## Written request
Reproduce each line of the listing exactly.

## Saved data entries
^^^^^^^^^^^^^^^^

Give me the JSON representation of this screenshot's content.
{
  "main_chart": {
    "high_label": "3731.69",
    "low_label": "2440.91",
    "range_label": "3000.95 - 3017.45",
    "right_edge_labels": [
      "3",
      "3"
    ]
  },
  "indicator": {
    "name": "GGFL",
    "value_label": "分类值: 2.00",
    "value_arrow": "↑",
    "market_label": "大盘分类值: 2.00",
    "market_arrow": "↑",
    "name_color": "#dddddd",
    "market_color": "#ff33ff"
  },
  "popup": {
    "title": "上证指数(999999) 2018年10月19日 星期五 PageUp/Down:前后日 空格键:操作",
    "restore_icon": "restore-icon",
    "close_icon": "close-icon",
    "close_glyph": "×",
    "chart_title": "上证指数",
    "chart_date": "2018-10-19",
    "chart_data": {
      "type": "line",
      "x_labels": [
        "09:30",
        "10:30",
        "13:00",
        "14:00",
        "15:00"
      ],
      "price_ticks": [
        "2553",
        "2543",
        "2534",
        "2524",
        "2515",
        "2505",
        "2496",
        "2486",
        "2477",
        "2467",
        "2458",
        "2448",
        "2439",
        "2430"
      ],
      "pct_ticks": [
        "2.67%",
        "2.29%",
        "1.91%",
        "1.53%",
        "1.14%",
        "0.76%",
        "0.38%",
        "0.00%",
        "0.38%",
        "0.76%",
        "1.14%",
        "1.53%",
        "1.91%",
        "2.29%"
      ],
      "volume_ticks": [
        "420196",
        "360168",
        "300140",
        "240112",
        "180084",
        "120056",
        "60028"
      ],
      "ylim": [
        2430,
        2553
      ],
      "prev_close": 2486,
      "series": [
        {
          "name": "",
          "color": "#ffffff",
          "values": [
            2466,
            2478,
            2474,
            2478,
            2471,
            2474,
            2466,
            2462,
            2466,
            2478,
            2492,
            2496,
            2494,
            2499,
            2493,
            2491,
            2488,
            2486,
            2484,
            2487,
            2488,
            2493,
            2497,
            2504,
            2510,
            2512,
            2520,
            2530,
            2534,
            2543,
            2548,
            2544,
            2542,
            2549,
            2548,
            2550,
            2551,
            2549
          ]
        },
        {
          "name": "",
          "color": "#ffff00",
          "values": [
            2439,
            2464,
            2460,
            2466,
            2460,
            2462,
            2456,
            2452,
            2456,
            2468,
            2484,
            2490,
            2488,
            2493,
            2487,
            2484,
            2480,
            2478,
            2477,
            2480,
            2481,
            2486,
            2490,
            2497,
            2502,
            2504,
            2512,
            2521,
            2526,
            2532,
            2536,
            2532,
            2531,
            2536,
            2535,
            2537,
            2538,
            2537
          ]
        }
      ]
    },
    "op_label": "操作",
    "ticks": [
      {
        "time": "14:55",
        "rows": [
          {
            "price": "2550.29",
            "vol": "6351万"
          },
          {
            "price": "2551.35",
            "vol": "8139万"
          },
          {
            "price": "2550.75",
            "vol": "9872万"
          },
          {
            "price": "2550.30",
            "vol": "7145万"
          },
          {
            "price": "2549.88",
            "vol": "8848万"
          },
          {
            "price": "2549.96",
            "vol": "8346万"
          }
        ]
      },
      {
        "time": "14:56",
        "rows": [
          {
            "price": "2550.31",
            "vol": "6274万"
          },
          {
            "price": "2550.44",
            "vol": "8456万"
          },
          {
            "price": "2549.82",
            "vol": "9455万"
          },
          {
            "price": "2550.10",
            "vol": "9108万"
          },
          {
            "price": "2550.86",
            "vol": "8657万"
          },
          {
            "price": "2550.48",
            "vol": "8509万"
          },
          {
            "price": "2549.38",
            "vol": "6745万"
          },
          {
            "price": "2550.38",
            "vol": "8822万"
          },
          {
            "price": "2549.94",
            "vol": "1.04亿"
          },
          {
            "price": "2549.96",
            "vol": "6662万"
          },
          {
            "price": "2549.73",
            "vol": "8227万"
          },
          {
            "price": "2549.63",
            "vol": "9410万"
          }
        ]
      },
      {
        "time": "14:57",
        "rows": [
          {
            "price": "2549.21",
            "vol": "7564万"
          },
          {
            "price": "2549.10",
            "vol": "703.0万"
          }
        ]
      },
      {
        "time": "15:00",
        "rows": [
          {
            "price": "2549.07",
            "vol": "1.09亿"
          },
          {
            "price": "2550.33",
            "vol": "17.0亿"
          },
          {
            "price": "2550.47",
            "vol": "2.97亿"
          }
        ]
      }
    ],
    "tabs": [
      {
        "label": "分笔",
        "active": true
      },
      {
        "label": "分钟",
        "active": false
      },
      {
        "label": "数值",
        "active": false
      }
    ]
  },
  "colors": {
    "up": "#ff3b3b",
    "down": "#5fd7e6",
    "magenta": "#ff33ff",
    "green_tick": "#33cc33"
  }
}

^^^^^^^^^^^^^^^^

## Answer
Give me the JSON representation of this screenshot's content.
{
  "main_chart": {
    "high_label": "3731.69",
    "low_label": "2440.91",
    "range_label": "3000.95 - 3017.45",
    "right_edge_labels": [
      "3",
      "3"
    ]
  },
  "indicator": {
    "name": "GGFL",
    "value_label": "分类值: 2.00",
    "value_arrow": "↑",
    "market_label": "大盘分类值: 2.00",
    "market_arrow": "↑",
    "name_color": "#dddddd",
    "market_color": "#ff33ff"
  },
  "popup": {
    "title": "上证指数(999999) 2018年10月19日 星期五 PageUp/Down:前后日 空格键:操作",
    "restore_icon": "restore-icon",
    "close_icon": "close-icon",
    "close_glyph": "×",
    "chart_title": "上证指数",
    "chart_date": "2018-10-19",
    "chart_data": {
      "type": "line",
      "x_labels": [
        "09:30",
        "10:30",
        "13:00",
        "14:00",
        "15:00"
      ],
      "price_ticks": [
        "2553",
        "2543",
        "2534",
        "2524",
        "2515",
        "2505",
        "2496",
        "2486",
        "2477",
        "2467",
        "2458",
        "2448",
        "2439",
        "2430"
      ],
      "pct_ticks": [
        "2.67%",
        "2.29%",
        "1.91%",
        "1.53%",
        "1.14%",
        "0.76%",
        "0.38%",
        "0.00%",
        "0.38%",
        "0.76%",
        "1.14%",
        "1.53%",
        "1.91%",
        "2.29%"
      ],
      "volume_ticks": [
        "420196",
        "360168",
        "300140",
        "240112",
        "180084",
        "120056",
        "60028"
      ],
      "ylim": [
        2430,
        2553
      ],
      "prev_close": 2486,
      "series": [
        {
          "name": "",
          "color": "#ffffff",
          "values": [
            2466,
            2478,
            2474,
            2478,
            2471,
            2474,
            2466,
            2462,
            2466,
            2478,
            2492,
            2496,
            2494,
            2499,
            2493,
            2491,
            2488,
            2486,
            2484,
            2487,
            2488,
            2493,
            2497,
            2504,
            2510,
            2512,
            2520,
            2530,
            2534,
            2543,
            2548,
            2544,
            2542,
            2549,
            2548,
            2550,
            2551,
            2549
          ]
        },
        {
          "name": "",
          "color": "#ffff00",
          "values": [
            2439,
            2464,
            2460,
            2466,
            2460,
            2462,
            2456,
            2452,
            2456,
            2468,
            2484,
            2490,
            2488,
            2493,
            2487,
            2484,
            2480,
            2478,
            2477,
            2480,
            2481,
            2486,
            2490,
            2497,
            2502,
            2504,
            2512,
            2521,
            2526,
            2532,
            2536,
            2532,
            2531,
            2536,
            2535,
            2537,
            2538,
            2537
          ]
        }
      ]
    },
    "op_label": "操作",
    "ticks": [
      {
        "time": "14:55",
        "rows": [
          {
            "price": "2550.29",
            "vol": "6351万"
          },
          {
            "price": "2551.35",
            "vol": "8139万"
          },
          {
            "price": "2550.75",
            "vol": "9872万"
          },
          {
            "price": "2550.30",
            "vol": "7145万"
          },
          {
            "price": "2549.88",
            "vol": "8848万"
          },
          {
            "price": "2549.96",
            "vol": "8346万"
          }
        ]
      },
      {
        "time": "14:56",
        "rows": [
          {
            "price": "2550.31",
            "vol": "6274万"
          },
          {
            "price": "2550.44",
            "vol": "8456万"
          },
          {
            "price": "2549.82",
            "vol": "9455万"
          },
          {
            "price": "2550.10",
            "vol": "9108万"
          },
          {
            "price": "2550.86",
            "vol": "8657万"
          },
          {
            "price": "2550.48",
            "vol": "8509万"
          },
          {
            "price": "2549.38",
            "vol": "6745万"
          },
          {
            "price": "2550.38",
            "vol": "8822万"
          },
          {
            "price": "2549.94",
            "vol": "1.04亿"
          },
          {
            "price": "2549.96",
            "vol": "6662万"
          },
          {
            "price": "2549.73",
            "vol": "8227万"
          },
          {
            "price": "2549.63",
            "vol": "9410万"
          }
        ]
      },
      {
        "time": "14:57",
        "rows": [
          {
            "price": "2549.21",
            "vol": "7564万"
          },
          {
            "price": "2549.10",
            "vol": "703.0万"
          }
        ]
      },
      {
        "time": "15:00",
        "rows": [
          {
            "price": "2549.07",
            "vol": "1.09亿"
          },
          {
            "price": "2550.33",
            "vol": "17.0亿"
          },
          {
            "price": "2550.47",
            "vol": "2.97亿"
          }
        ]
      }
    ],
    "tabs": [
      {
        "label": "分笔",
        "active": true
      },
      {
        "label": "分钟",
        "active": false
      },
      {
        "label": "数值",
        "active": false
      }
    ]
  },
  "colors": {
    "up": "#ff3b3b",
    "down": "#5fd7e6",
    "magenta": "#ff33ff",
    "green_tick": "#33cc33"
  }
}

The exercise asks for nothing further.